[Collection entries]

□ □ □ □

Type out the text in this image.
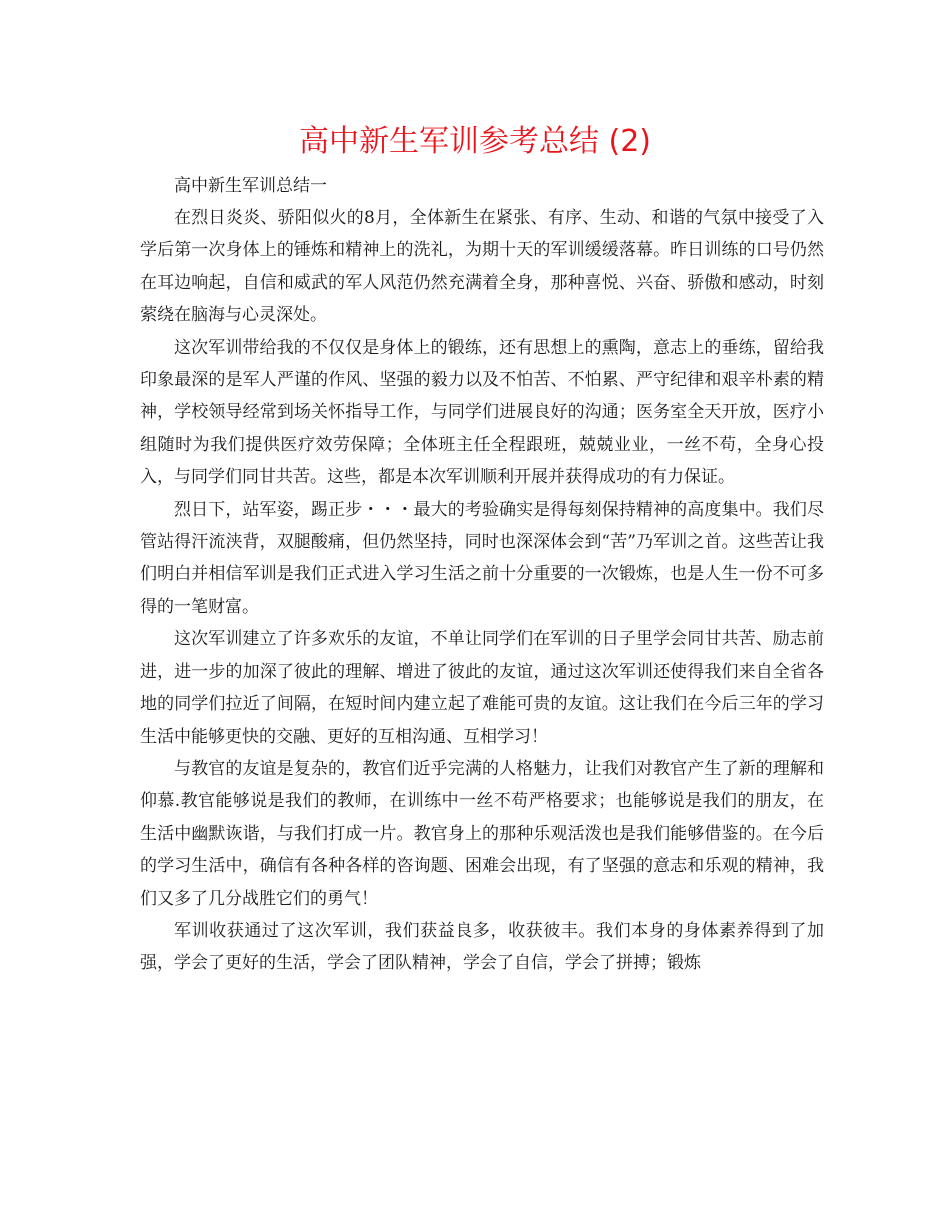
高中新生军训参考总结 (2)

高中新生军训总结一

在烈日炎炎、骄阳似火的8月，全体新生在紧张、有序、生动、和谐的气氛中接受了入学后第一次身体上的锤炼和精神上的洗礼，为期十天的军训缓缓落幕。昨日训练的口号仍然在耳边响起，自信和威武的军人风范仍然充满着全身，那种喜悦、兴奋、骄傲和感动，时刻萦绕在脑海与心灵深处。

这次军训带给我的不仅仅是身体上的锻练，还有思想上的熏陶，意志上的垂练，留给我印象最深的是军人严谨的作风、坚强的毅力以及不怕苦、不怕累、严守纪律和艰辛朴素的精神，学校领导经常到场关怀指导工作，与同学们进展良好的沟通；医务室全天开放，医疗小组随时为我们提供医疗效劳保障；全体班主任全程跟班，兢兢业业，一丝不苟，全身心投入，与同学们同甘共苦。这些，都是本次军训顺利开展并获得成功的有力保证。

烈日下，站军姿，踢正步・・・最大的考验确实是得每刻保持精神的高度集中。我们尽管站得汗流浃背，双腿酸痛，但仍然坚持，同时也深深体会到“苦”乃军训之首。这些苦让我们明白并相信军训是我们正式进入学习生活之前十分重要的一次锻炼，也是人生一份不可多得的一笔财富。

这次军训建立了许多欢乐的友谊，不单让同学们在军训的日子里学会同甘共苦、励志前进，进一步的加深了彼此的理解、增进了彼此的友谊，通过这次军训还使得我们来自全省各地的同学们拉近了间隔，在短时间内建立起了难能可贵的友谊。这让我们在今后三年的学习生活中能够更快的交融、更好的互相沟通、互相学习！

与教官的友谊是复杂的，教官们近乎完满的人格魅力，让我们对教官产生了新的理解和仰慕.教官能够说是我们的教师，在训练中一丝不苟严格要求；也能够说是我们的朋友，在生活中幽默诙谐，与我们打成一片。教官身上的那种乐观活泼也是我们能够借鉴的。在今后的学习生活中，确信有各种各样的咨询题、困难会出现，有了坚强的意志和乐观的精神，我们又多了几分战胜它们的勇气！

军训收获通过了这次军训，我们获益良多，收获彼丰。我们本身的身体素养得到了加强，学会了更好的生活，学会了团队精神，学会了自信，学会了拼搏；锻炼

□ □ □ □

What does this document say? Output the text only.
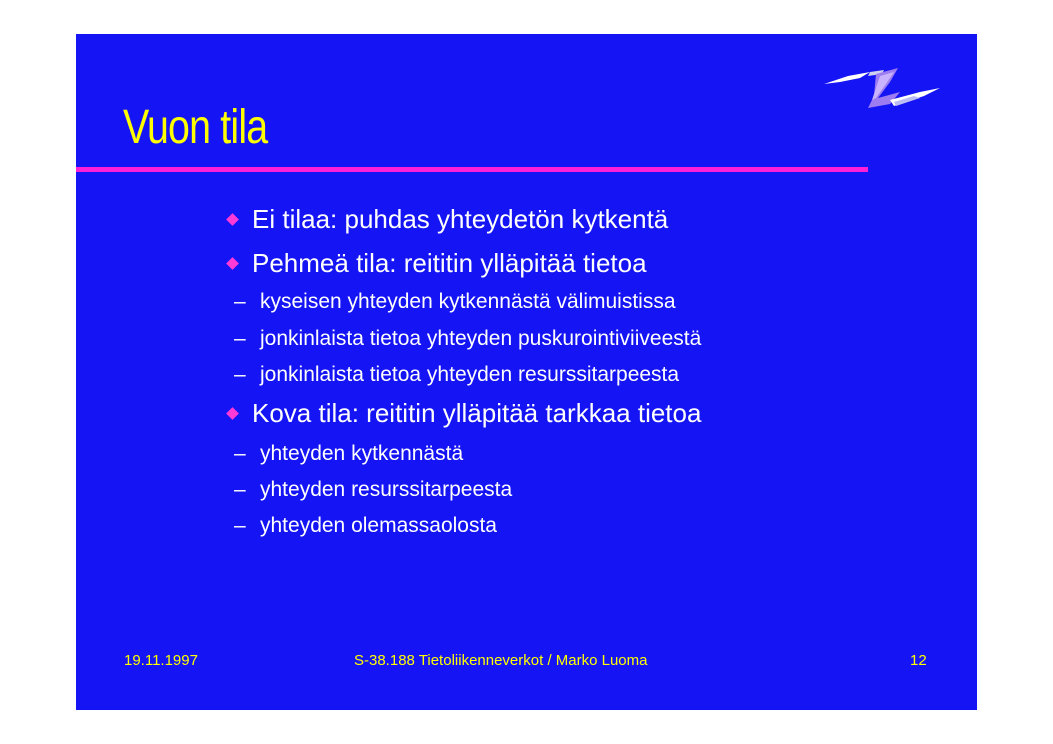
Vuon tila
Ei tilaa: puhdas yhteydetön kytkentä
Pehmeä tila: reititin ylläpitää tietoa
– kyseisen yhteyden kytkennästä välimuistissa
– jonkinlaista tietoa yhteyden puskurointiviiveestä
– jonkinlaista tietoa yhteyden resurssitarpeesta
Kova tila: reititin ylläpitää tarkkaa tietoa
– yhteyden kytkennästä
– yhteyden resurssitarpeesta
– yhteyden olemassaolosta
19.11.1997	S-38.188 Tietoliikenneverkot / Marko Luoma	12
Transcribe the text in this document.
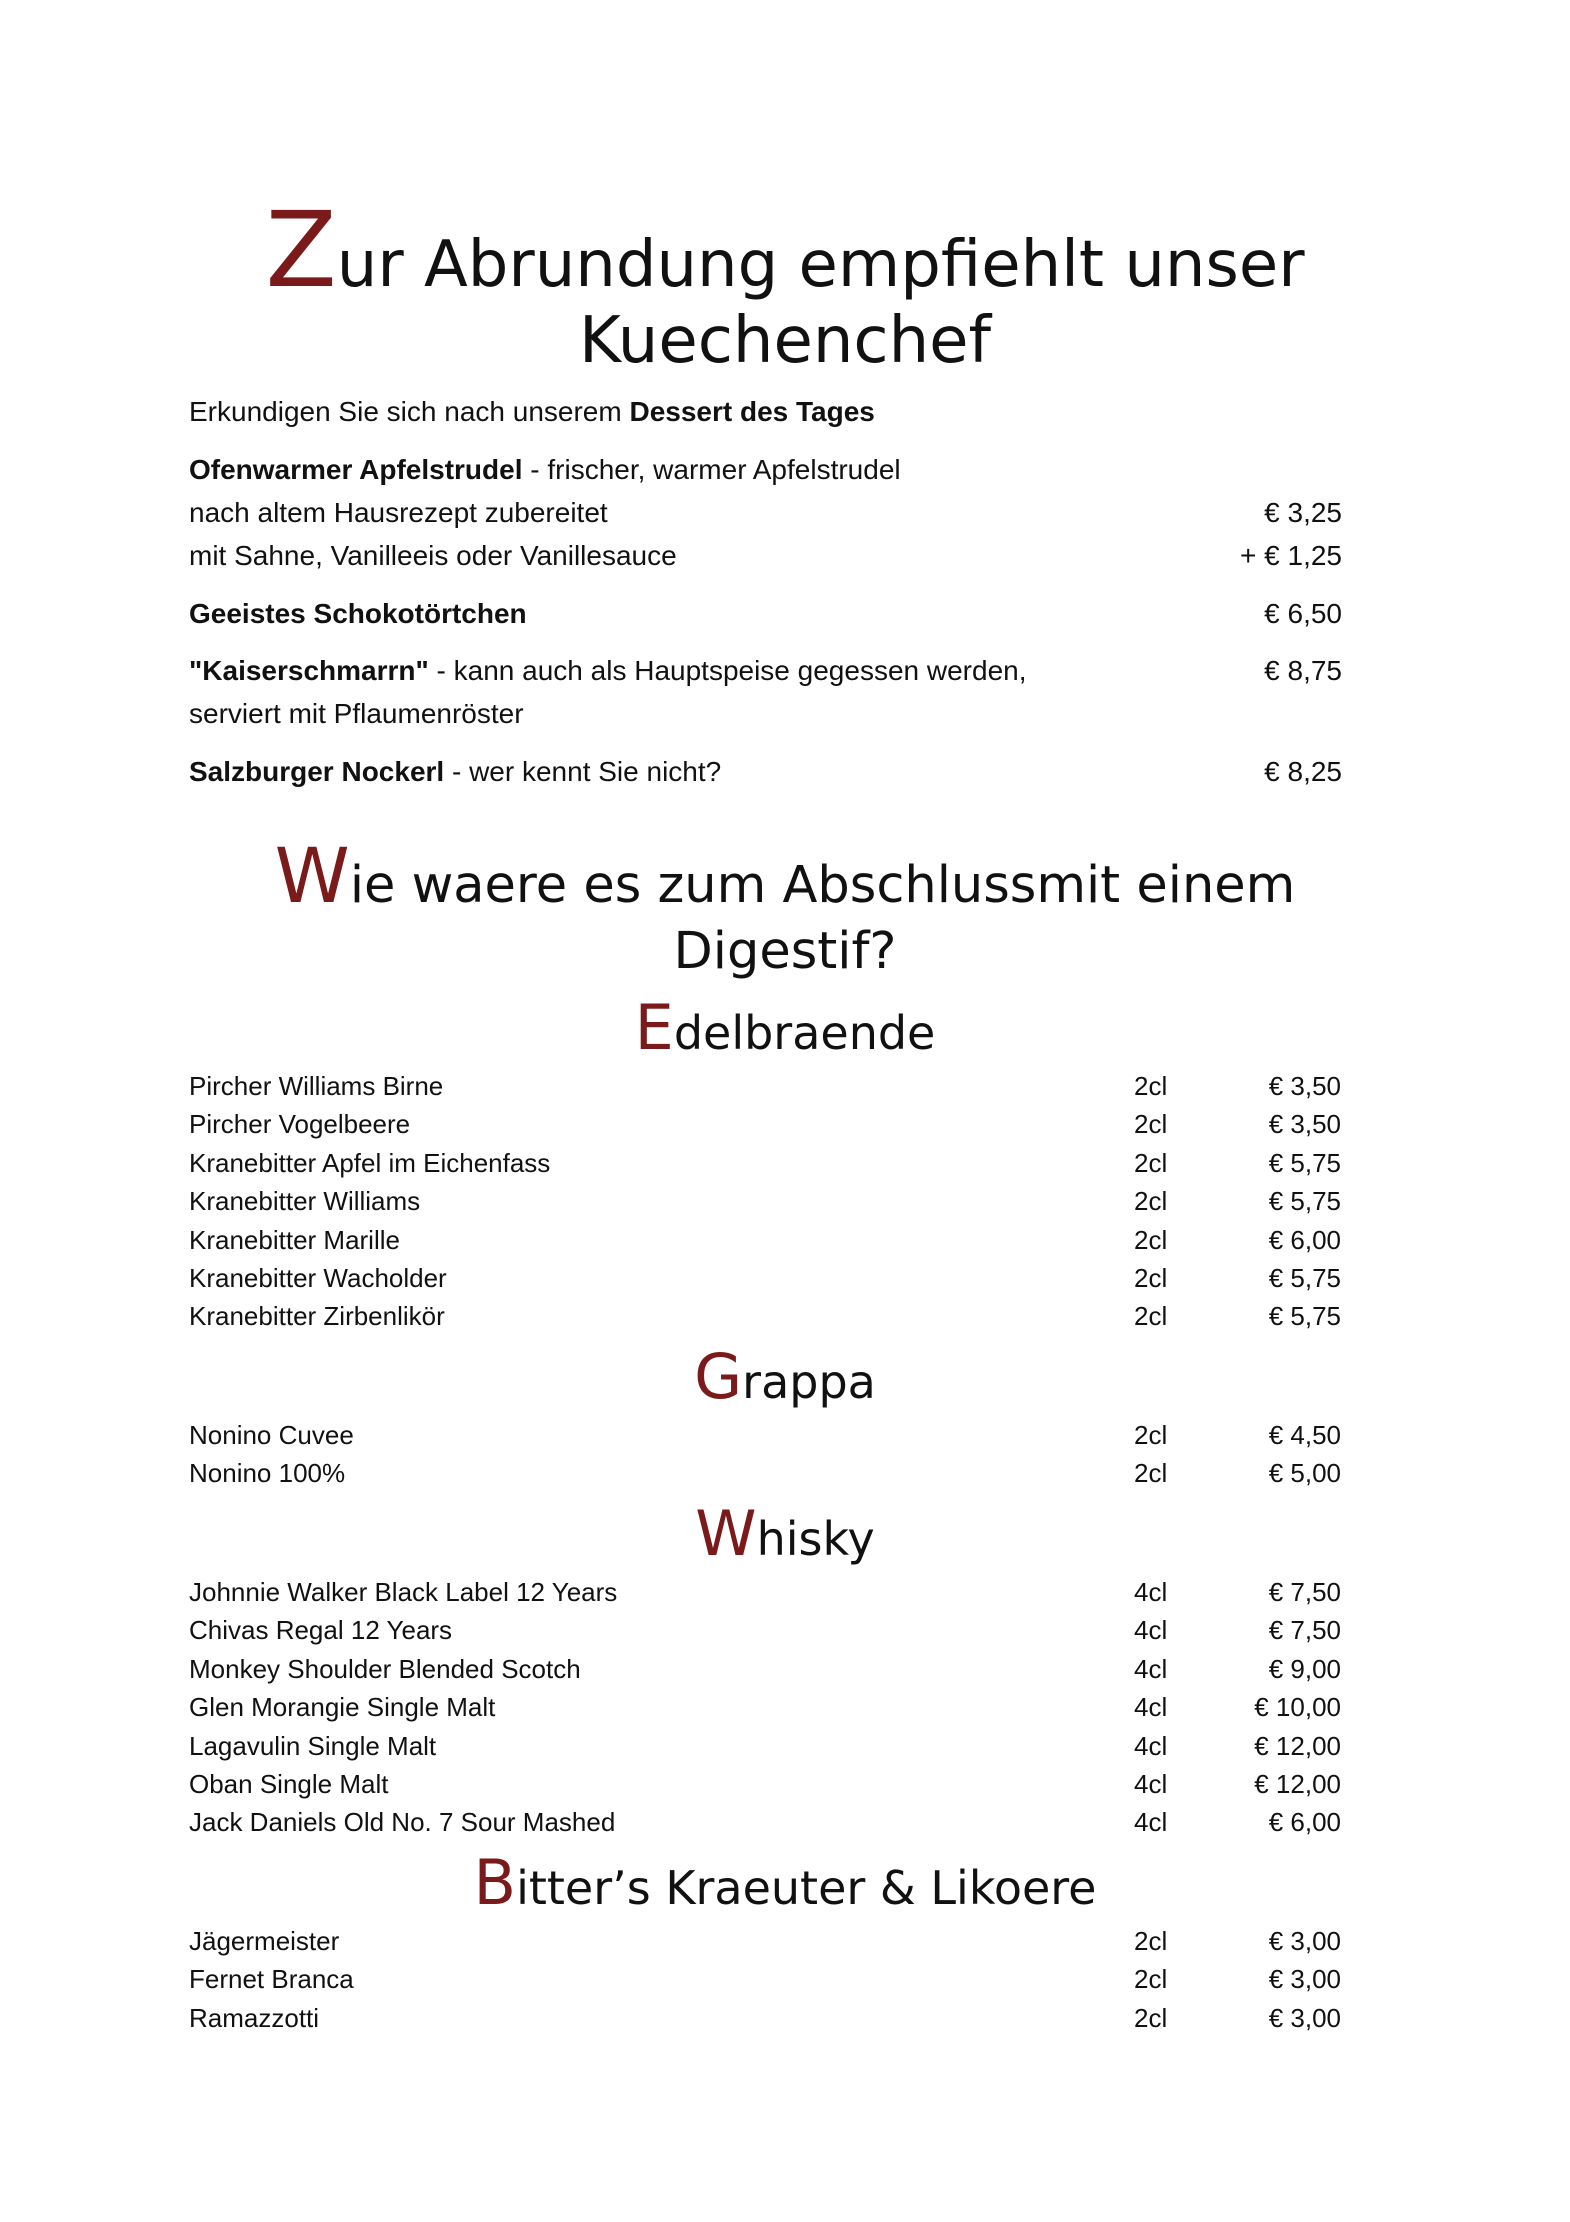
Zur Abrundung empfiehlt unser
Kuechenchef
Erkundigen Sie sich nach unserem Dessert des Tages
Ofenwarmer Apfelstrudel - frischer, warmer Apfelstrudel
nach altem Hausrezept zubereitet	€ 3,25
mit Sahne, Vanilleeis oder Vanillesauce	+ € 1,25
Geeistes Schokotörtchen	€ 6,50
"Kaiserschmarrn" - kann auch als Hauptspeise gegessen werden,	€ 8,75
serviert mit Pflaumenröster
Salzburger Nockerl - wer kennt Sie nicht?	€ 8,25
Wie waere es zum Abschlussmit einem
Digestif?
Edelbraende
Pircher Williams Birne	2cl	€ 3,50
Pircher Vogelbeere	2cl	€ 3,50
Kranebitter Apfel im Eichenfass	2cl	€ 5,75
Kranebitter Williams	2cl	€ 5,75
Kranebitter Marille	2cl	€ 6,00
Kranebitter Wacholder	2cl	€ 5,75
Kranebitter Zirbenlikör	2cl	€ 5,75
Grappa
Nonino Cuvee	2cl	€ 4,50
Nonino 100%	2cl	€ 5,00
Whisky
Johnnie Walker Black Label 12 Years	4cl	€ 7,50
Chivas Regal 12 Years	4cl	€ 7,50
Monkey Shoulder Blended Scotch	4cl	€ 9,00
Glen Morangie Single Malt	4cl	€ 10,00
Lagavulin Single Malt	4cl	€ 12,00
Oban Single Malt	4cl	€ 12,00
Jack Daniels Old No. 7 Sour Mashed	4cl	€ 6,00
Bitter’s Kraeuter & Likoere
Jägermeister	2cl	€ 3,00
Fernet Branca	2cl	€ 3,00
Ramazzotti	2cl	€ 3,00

□ □ □ □

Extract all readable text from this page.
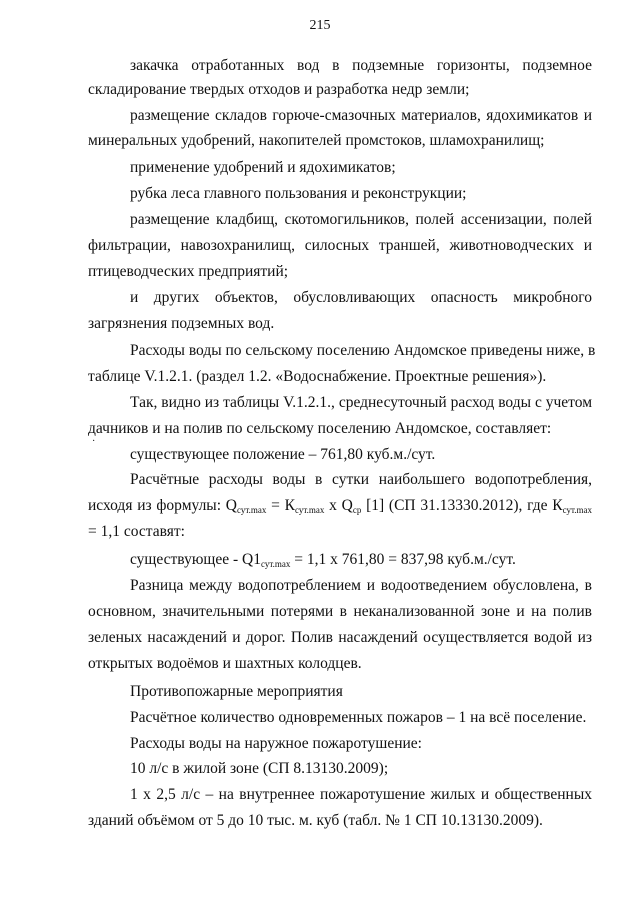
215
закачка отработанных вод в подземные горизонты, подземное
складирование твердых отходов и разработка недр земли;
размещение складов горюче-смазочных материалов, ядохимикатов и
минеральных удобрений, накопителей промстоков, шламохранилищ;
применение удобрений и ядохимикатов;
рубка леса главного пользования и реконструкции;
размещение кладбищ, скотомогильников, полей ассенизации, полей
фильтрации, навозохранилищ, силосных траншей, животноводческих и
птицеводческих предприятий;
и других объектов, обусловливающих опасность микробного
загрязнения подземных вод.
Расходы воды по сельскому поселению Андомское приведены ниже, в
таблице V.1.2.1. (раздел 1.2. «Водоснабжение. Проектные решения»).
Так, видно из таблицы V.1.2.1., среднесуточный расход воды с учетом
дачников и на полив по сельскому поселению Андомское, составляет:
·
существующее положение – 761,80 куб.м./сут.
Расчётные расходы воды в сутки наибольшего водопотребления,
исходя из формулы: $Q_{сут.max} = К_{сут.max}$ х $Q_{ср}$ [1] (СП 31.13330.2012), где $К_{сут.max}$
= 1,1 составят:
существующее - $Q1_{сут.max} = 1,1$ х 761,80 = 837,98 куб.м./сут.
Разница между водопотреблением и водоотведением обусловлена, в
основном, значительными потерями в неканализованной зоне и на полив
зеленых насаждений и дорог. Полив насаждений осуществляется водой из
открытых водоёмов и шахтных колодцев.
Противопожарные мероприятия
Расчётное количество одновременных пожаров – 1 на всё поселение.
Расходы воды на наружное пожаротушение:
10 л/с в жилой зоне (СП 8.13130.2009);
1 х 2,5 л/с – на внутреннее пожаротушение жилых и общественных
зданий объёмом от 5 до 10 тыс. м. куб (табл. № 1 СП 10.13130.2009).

□ □ □ □

THE REQUEST: Copy every single line of the material above that holds "воды".

ANSWER IN FULL:
Расходы воды по сельскому поселению Андомское приведены ниже, в
Так, видно из таблицы V.1.2.1., среднесуточный расход воды с учетом
Расчётные расходы воды в сутки наибольшего водопотребления,
Расходы воды на наружное пожаротушение:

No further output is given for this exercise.